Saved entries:
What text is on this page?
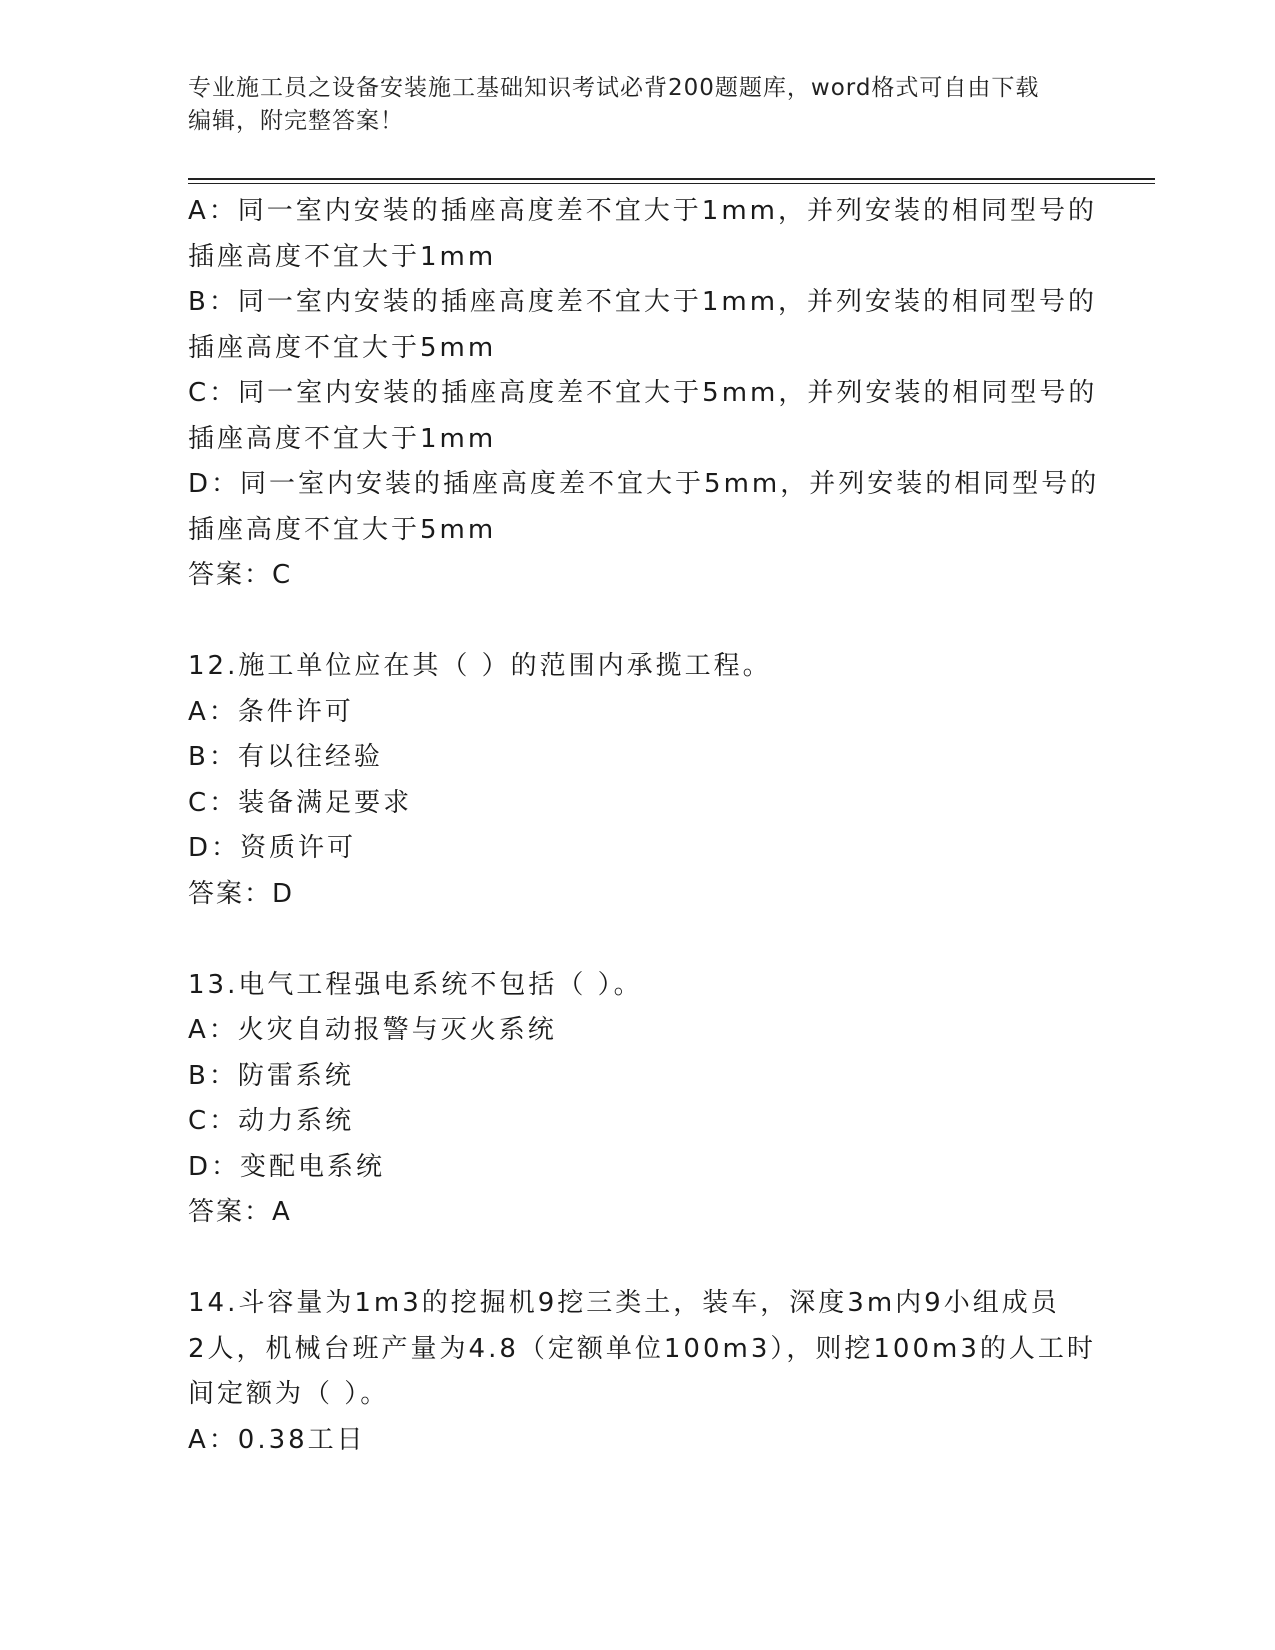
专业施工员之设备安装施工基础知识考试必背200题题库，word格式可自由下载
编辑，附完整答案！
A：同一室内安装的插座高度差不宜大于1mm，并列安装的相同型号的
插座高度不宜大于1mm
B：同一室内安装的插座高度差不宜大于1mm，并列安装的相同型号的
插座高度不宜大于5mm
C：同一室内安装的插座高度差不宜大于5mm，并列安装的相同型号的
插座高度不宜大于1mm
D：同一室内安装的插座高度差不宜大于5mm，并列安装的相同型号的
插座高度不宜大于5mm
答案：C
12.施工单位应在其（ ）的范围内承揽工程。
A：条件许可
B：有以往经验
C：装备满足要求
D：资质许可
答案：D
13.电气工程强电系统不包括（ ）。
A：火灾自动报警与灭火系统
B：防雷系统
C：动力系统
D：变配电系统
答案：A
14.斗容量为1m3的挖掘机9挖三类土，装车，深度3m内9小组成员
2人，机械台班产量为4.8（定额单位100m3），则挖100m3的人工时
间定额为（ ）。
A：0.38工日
...
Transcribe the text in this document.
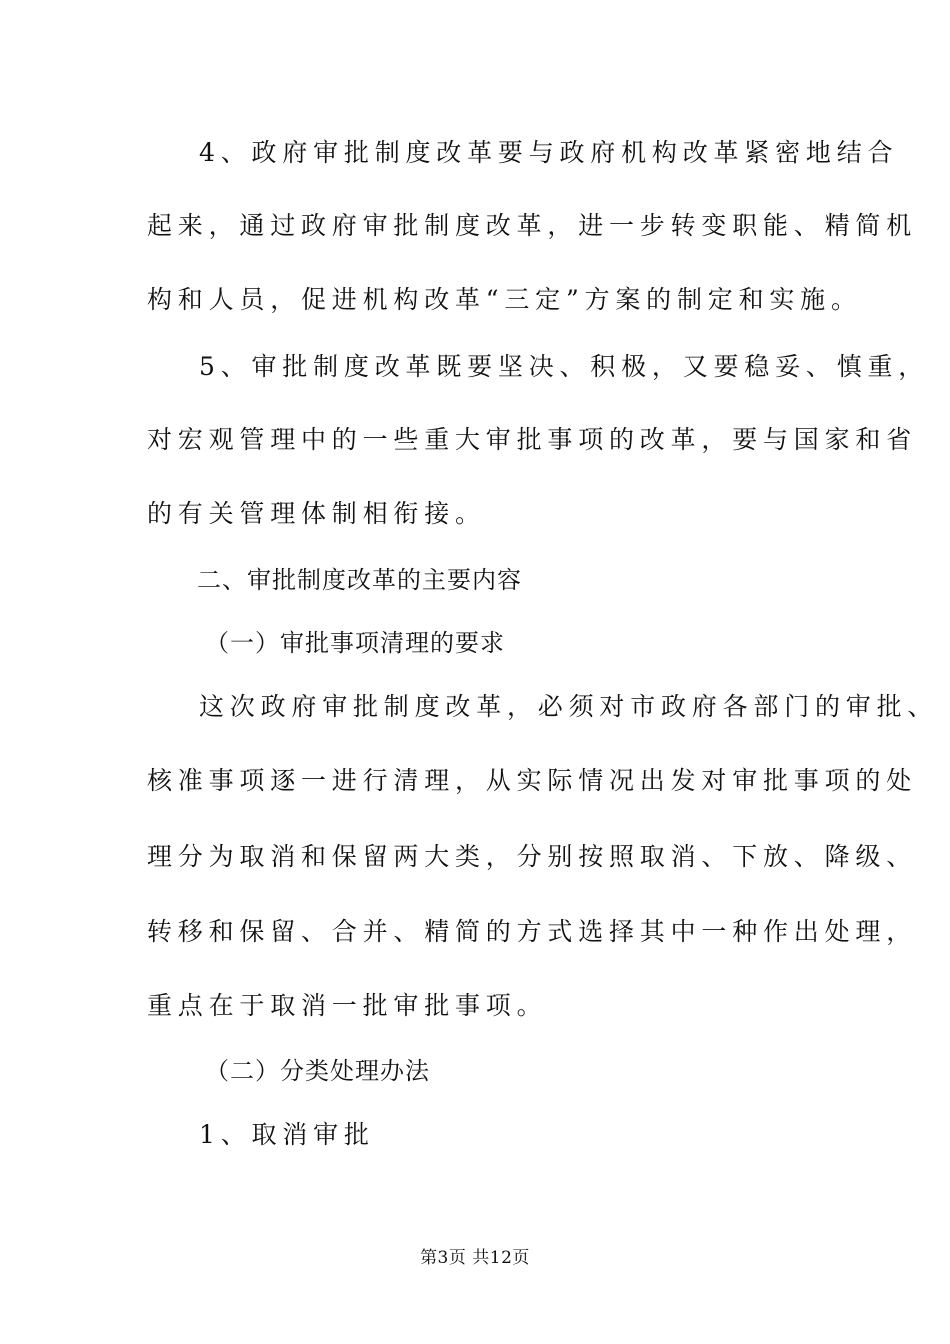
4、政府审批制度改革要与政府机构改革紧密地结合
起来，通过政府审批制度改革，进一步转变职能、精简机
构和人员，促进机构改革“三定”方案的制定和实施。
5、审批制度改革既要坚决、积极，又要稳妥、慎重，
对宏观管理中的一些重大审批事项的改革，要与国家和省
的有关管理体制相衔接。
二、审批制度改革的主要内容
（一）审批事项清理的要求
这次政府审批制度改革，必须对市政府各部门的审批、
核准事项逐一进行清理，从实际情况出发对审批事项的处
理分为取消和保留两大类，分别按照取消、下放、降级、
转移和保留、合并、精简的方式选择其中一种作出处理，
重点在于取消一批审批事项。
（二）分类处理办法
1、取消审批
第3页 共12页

**Your objective**
Pick each line holding the word "text" out of the data and copy it.

**Answer to the exercise**
What text is on this page?
Transcribe the text in this document.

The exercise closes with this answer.